[What the task requires] Identify and copy all lines of the material where the string "protective" is found.

══════════

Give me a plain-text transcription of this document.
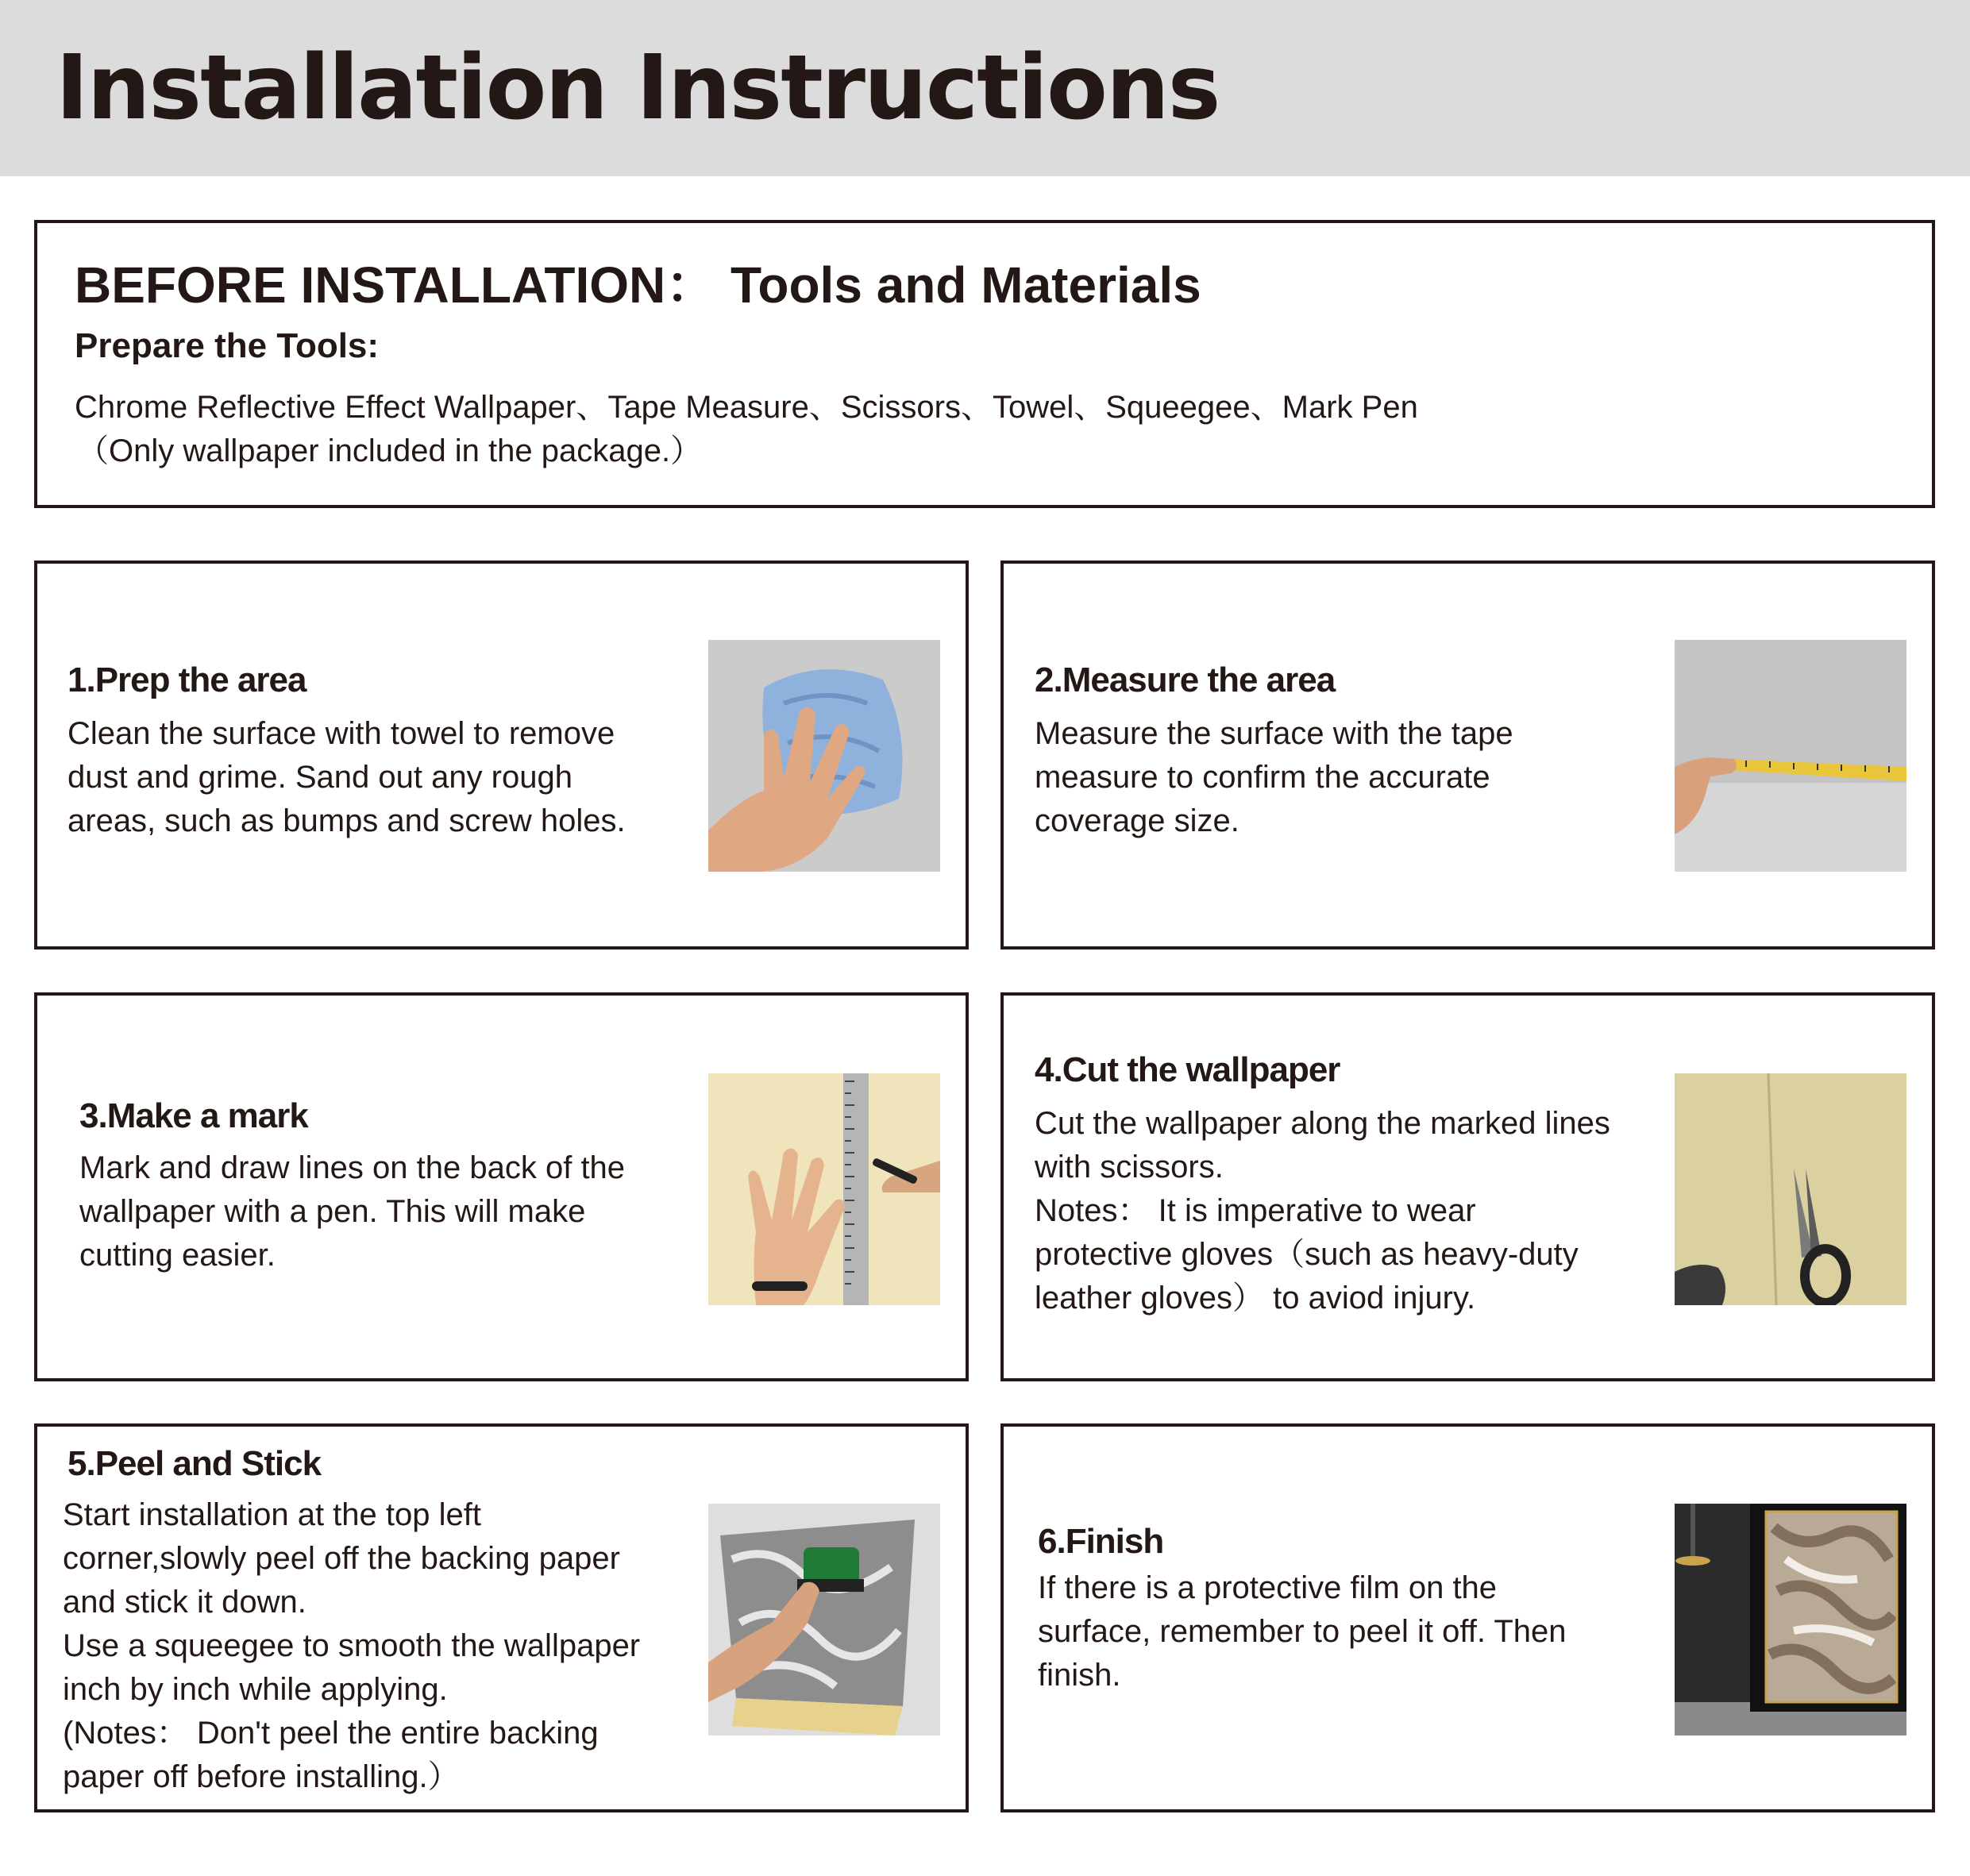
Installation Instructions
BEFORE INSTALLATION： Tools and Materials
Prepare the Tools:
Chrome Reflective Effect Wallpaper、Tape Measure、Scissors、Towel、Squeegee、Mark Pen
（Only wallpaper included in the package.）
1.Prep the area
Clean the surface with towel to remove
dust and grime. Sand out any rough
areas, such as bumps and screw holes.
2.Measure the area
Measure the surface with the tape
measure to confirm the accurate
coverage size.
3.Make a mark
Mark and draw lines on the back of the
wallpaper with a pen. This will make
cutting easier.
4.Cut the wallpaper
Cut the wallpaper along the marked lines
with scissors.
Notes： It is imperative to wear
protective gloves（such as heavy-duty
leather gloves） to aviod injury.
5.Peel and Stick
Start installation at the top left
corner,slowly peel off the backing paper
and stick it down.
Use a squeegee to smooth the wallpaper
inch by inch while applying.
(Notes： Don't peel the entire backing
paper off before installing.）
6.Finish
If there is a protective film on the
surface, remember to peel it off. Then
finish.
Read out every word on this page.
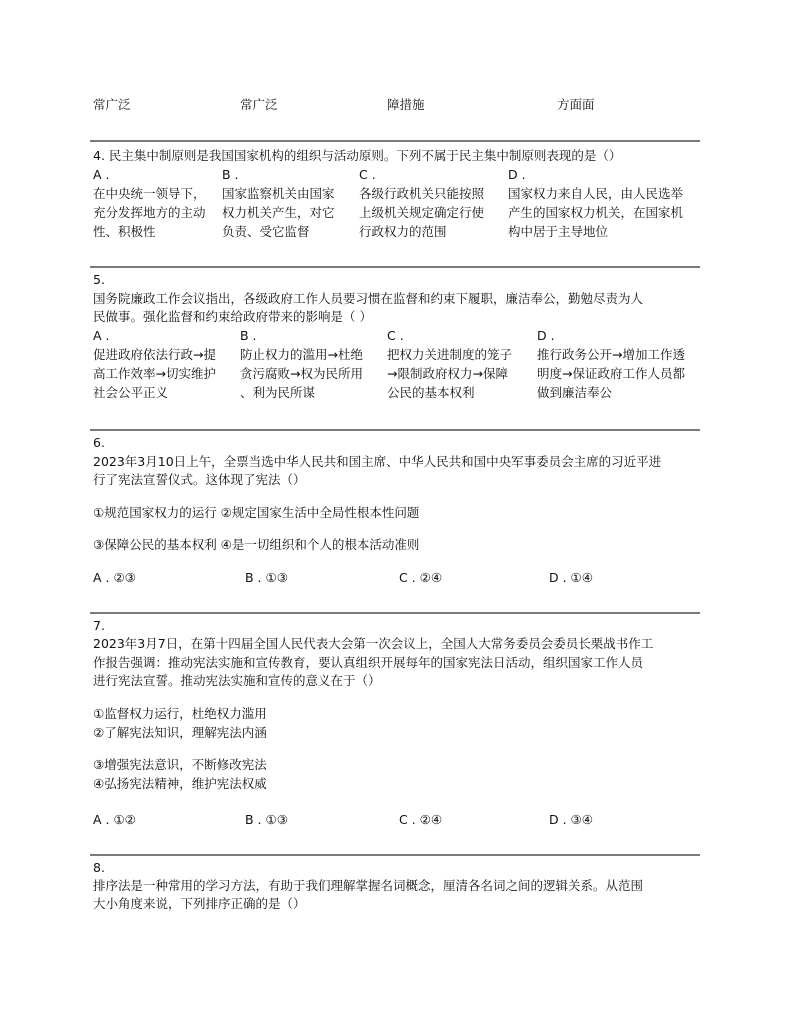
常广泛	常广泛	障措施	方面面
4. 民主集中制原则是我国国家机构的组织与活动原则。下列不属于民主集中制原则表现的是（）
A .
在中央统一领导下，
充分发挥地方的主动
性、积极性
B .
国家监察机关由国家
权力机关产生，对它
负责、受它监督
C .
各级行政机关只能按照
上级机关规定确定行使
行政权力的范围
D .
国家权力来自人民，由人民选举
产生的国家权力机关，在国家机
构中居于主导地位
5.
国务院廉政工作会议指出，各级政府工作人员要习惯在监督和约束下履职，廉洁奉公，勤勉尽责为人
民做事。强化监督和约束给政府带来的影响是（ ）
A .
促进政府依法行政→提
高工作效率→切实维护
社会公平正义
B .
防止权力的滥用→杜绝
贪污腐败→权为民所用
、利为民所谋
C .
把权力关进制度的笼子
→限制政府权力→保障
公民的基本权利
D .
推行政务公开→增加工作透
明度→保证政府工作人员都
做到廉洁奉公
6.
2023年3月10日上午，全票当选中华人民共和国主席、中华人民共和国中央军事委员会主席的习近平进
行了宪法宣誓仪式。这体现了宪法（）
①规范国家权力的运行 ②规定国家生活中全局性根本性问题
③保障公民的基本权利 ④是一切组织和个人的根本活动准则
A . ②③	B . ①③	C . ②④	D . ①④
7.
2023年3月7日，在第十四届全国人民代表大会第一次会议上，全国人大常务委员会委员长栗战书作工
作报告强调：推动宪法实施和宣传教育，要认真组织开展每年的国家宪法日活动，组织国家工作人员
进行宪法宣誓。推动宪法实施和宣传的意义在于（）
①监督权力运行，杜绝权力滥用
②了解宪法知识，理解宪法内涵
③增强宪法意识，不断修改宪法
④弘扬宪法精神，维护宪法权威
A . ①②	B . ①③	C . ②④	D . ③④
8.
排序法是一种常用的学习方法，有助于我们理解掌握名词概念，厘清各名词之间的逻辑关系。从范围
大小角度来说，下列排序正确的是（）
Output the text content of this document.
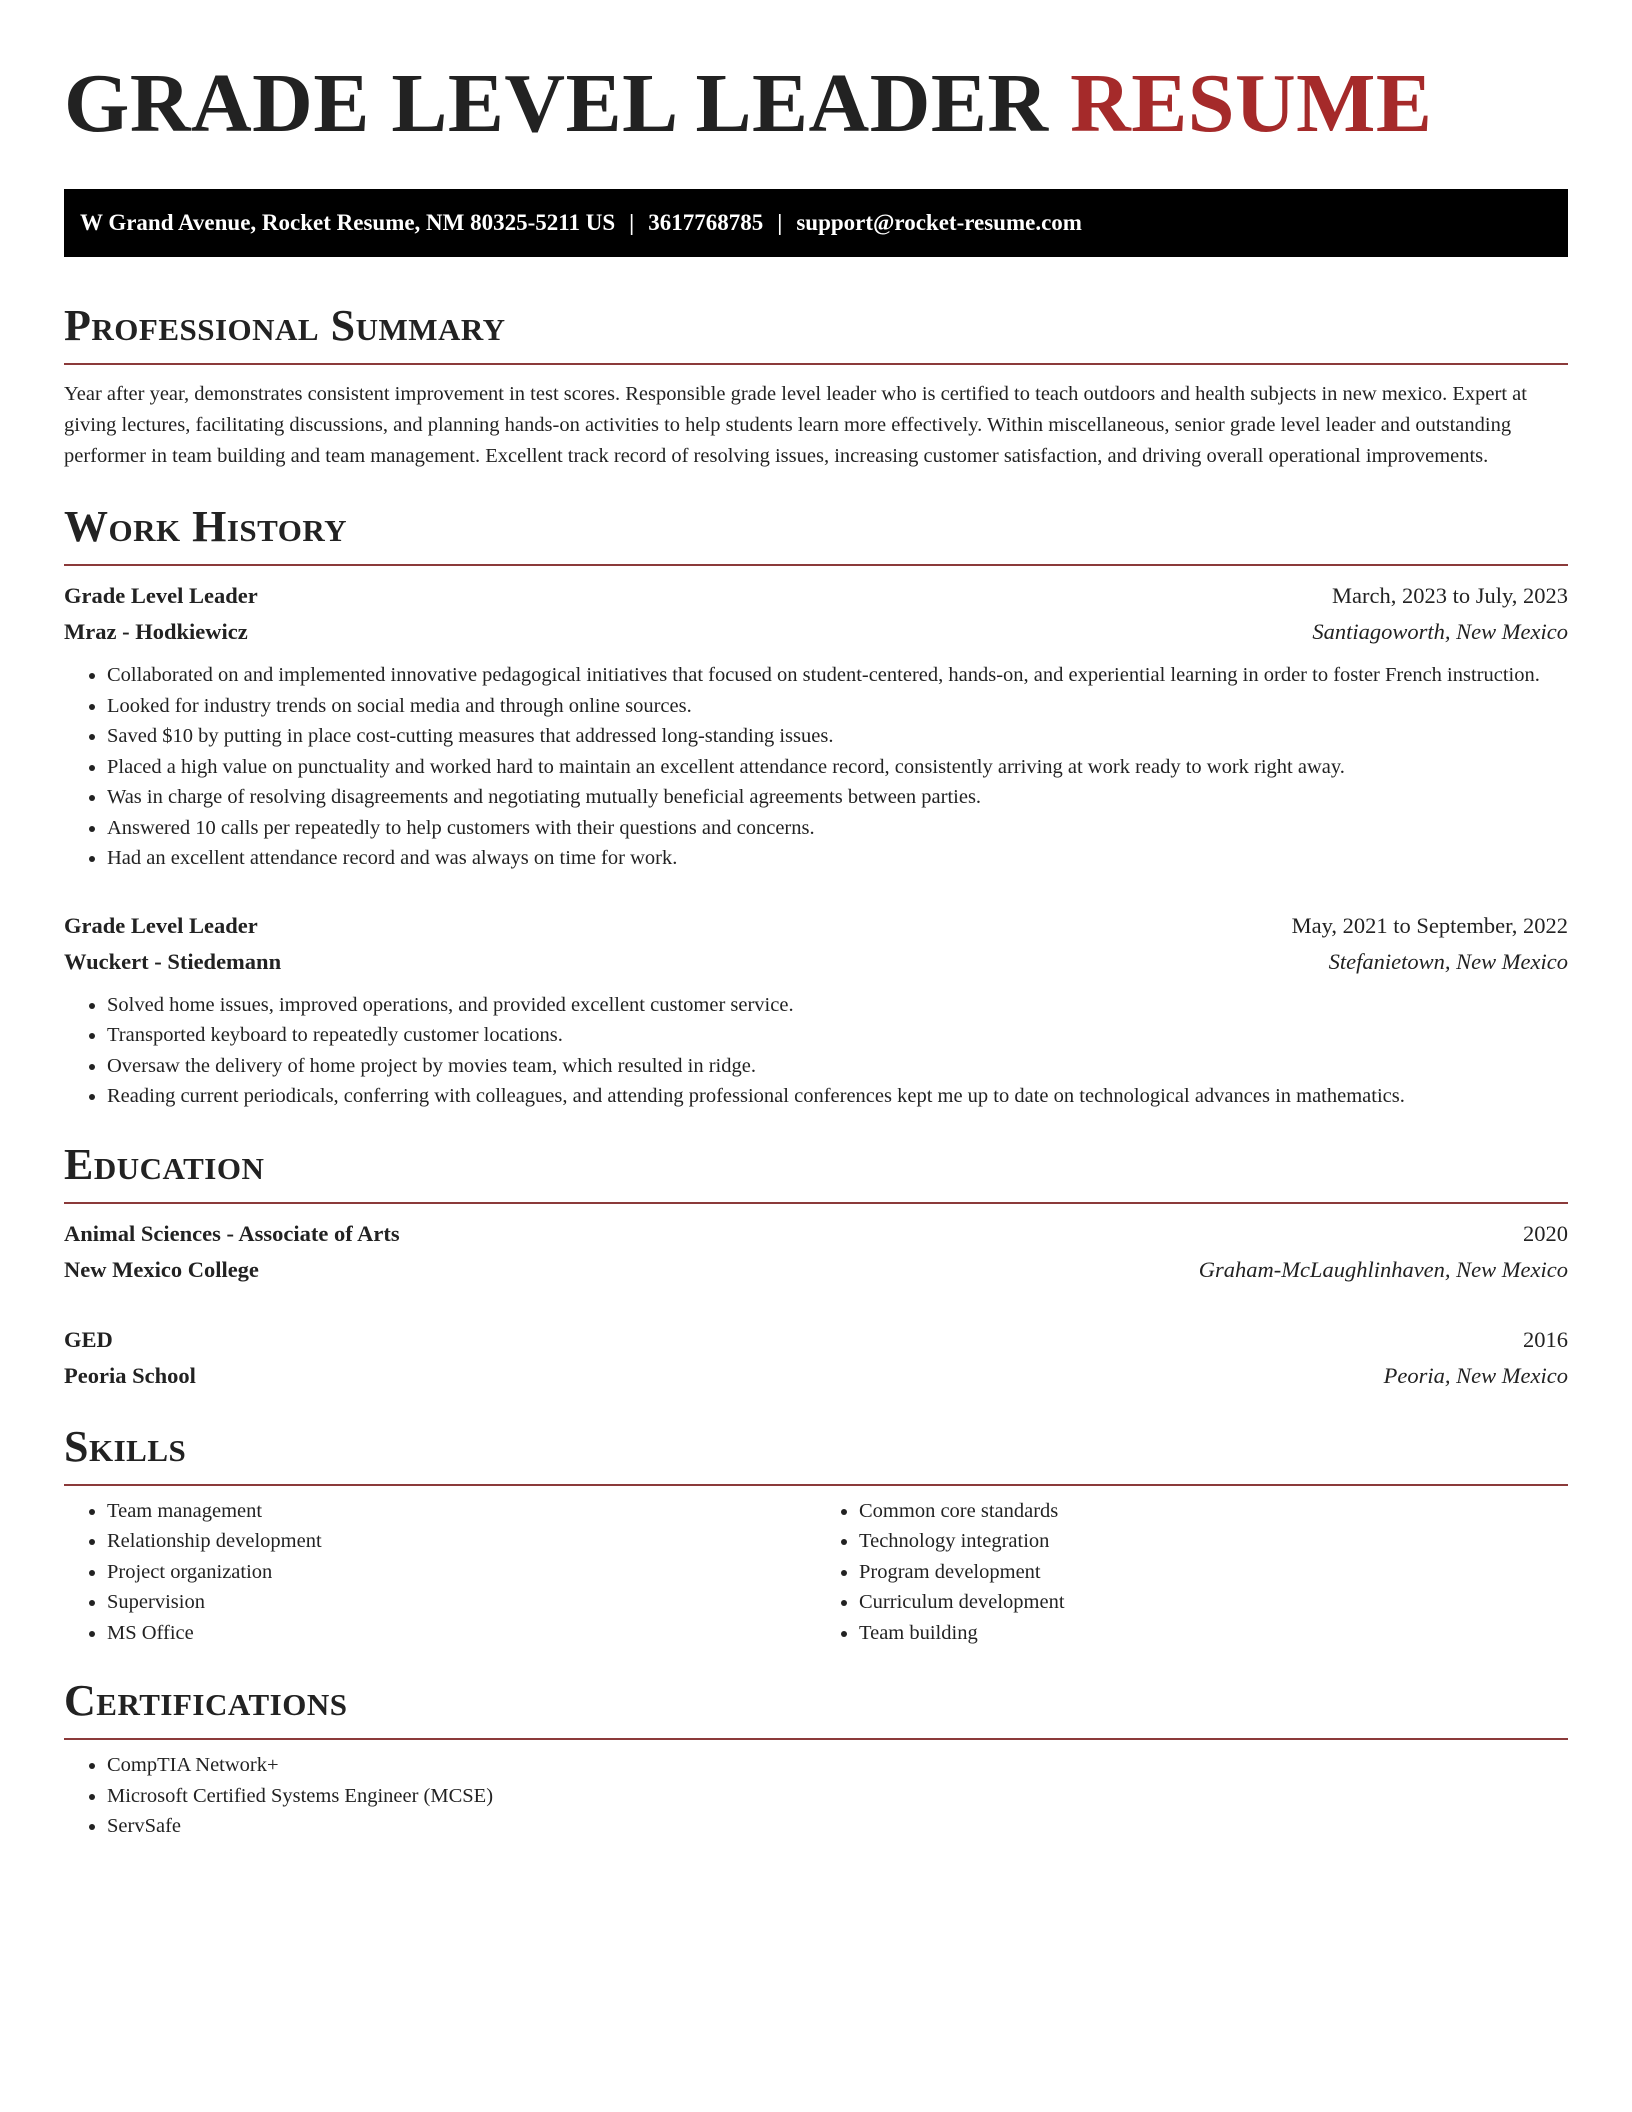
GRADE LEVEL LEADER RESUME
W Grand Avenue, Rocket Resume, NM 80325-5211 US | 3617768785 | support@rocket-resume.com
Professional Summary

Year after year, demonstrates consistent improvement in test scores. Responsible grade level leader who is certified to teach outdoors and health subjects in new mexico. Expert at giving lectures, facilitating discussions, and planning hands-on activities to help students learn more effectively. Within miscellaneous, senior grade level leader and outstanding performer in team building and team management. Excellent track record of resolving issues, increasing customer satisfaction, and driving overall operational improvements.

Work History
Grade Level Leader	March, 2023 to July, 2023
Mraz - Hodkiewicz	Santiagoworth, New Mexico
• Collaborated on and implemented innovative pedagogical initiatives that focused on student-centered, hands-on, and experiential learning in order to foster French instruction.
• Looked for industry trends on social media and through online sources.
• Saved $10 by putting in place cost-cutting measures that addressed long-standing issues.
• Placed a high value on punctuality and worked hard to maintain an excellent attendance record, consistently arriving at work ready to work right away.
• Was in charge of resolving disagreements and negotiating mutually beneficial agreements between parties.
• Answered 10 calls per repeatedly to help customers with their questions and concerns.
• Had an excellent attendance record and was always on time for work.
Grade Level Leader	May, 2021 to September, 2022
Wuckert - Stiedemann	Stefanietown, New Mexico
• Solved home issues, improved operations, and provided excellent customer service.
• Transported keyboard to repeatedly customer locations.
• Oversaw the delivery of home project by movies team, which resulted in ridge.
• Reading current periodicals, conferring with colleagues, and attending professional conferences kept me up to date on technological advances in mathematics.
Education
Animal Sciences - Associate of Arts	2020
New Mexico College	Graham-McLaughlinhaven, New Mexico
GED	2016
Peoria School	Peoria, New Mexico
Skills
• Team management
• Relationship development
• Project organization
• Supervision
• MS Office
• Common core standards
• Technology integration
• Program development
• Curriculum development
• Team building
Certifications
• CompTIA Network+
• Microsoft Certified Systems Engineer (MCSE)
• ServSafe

══════════

[Task result]
protective gloves（such as heavy-duty
If there is a protective film on the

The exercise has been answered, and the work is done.